/---
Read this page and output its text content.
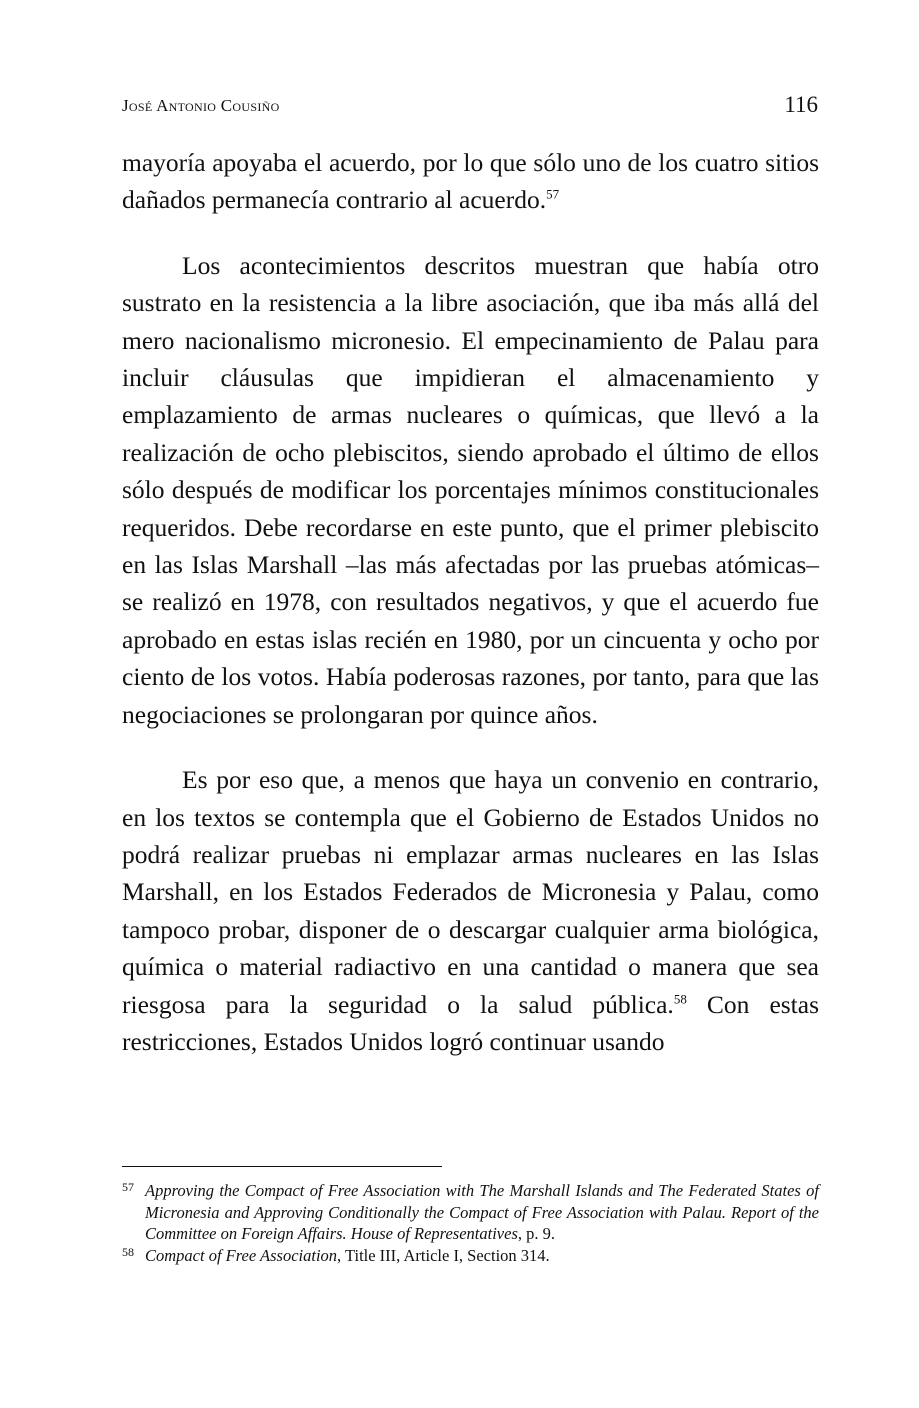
José Antonio Cousiño	116

mayoría apoyaba el acuerdo, por lo que sólo uno de los cuatro sitios dañados permanecía contrario al acuerdo.$^{57}$

Los acontecimientos descritos muestran que había otro sustrato en la resistencia a la libre asociación, que iba más allá del mero nacionalismo micronesio. El empecinamiento de Palau para incluir cláusulas que impidieran el almacenamiento y emplazamiento de armas nucleares o químicas, que llevó a la realización de ocho plebiscitos, siendo aprobado el último de ellos sólo después de modificar los porcentajes mínimos constitucionales requeridos. Debe recordarse en este punto, que el primer plebiscito en las Islas Marshall –las más afectadas por las pruebas atómicas– se realizó en 1978, con resultados negativos, y que el acuerdo fue aprobado en estas islas recién en 1980, por un cincuenta y ocho por ciento de los votos. Había poderosas razones, por tanto, para que las negociaciones se prolongaran por quince años.

Es por eso que, a menos que haya un convenio en contrario, en los textos se contempla que el Gobierno de Estados Unidos no podrá realizar pruebas ni emplazar armas nucleares en las Islas Marshall, en los Estados Federados de Micronesia y Palau, como tampoco probar, disponer de o descargar cualquier arma biológica, química o material radiactivo en una cantidad o manera que sea riesgosa para la seguridad o la salud pública.$^{58}$ Con estas restricciones, Estados Unidos logró continuar usando

57 Approving the Compact of Free Association with The Marshall Islands and The Federated States of Micronesia and Approving Conditionally the Compact of Free Association with Palau. Report of the Committee on Foreign Affairs. House of Representatives, p. 9.

58 Compact of Free Association, Title III, Article I, Section 314.
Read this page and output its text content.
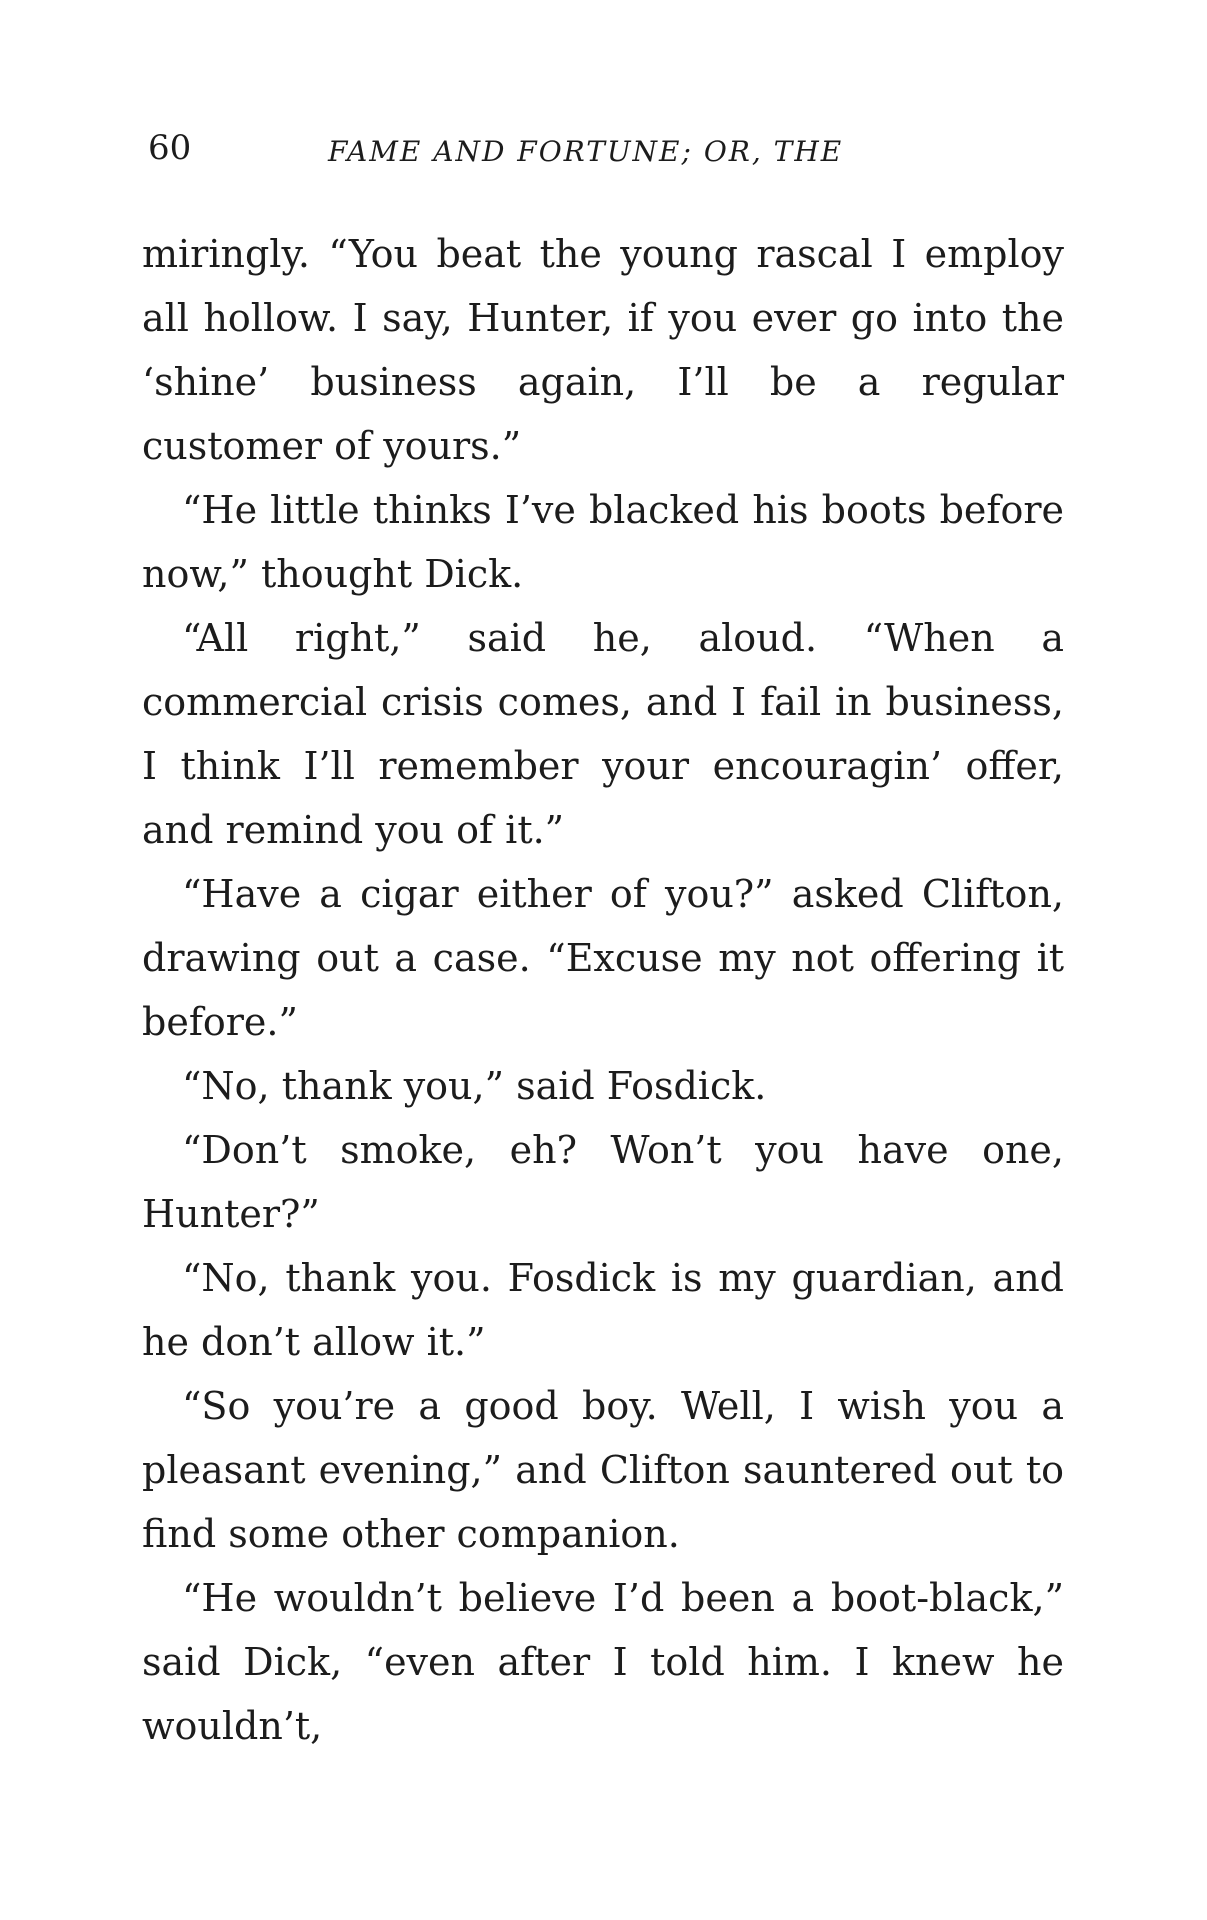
60	FAME AND FORTUNE; OR, THE

miringly. “You beat the young rascal I employ all hollow. I say, Hunter, if you ever go into the ‘shine’ business again, I’ll be a regular customer of yours.”

“He little thinks I’ve blacked his boots before now,” thought Dick.

“All right,” said he, aloud. “When a commercial crisis comes, and I fail in business, I think I’ll remember your encouragin’ offer, and remind you of it.”

“Have a cigar either of you?” asked Clifton, drawing out a case. “Excuse my not offering it before.”

“No, thank you,” said Fosdick.

“Don’t smoke, eh? Won’t you have one, Hunter?”

“No, thank you. Fosdick is my guardian, and he don’t allow it.”

“So you’re a good boy. Well, I wish you a pleasant evening,” and Clifton sauntered out to find some other companion.

“He wouldn’t believe I’d been a boot-black,” said Dick, “even after I told him. I knew he wouldn’t,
\---
### What is required
Pictures are excluded; output everything else in the data verbatim.

### Task answer
Read this page and output its text content.
José Antonio Cousiño	116

mayoría apoyaba el acuerdo, por lo que sólo uno de los cuatro sitios dañados permanecía contrario al acuerdo.$^{57}$

Los acontecimientos descritos muestran que había otro sustrato en la resistencia a la libre asociación, que iba más allá del mero nacionalismo micronesio. El empecinamiento de Palau para incluir cláusulas que impidieran el almacenamiento y emplazamiento de armas nucleares o químicas, que llevó a la realización de ocho plebiscitos, siendo aprobado el último de ellos sólo después de modificar los porcentajes mínimos constitucionales requeridos. Debe recordarse en este punto, que el primer plebiscito en las Islas Marshall –las más afectadas por las pruebas atómicas– se realizó en 1978, con resultados negativos, y que el acuerdo fue aprobado en estas islas recién en 1980, por un cincuenta y ocho por ciento de los votos. Había poderosas razones, por tanto, para que las negociaciones se prolongaran por quince años.

Es por eso que, a menos que haya un convenio en contrario, en los textos se contempla que el Gobierno de Estados Unidos no podrá realizar pruebas ni emplazar armas nucleares en las Islas Marshall, en los Estados Federados de Micronesia y Palau, como tampoco probar, disponer de o descargar cualquier arma biológica, química o material radiactivo en una cantidad o manera que sea riesgosa para la seguridad o la salud pública.$^{58}$ Con estas restricciones, Estados Unidos logró continuar usando

57 Approving the Compact of Free Association with The Marshall Islands and The Federated States of Micronesia and Approving Conditionally the Compact of Free Association with Palau. Report of the Committee on Foreign Affairs. House of Representatives, p. 9.

58 Compact of Free Association, Title III, Article I, Section 314.
Read this page and output its text content.
60	FAME AND FORTUNE; OR, THE

miringly. “You beat the young rascal I employ all hollow. I say, Hunter, if you ever go into the ‘shine’ business again, I’ll be a regular customer of yours.”

“He little thinks I’ve blacked his boots before now,” thought Dick.

“All right,” said he, aloud. “When a commercial crisis comes, and I fail in business, I think I’ll remember your encouragin’ offer, and remind you of it.”

“Have a cigar either of you?” asked Clifton, drawing out a case. “Excuse my not offering it before.”

“No, thank you,” said Fosdick.

“Don’t smoke, eh? Won’t you have one, Hunter?”

“No, thank you. Fosdick is my guardian, and he don’t allow it.”

“So you’re a good boy. Well, I wish you a pleasant evening,” and Clifton sauntered out to find some other companion.

“He wouldn’t believe I’d been a boot-black,” said Dick, “even after I told him. I knew he wouldn’t,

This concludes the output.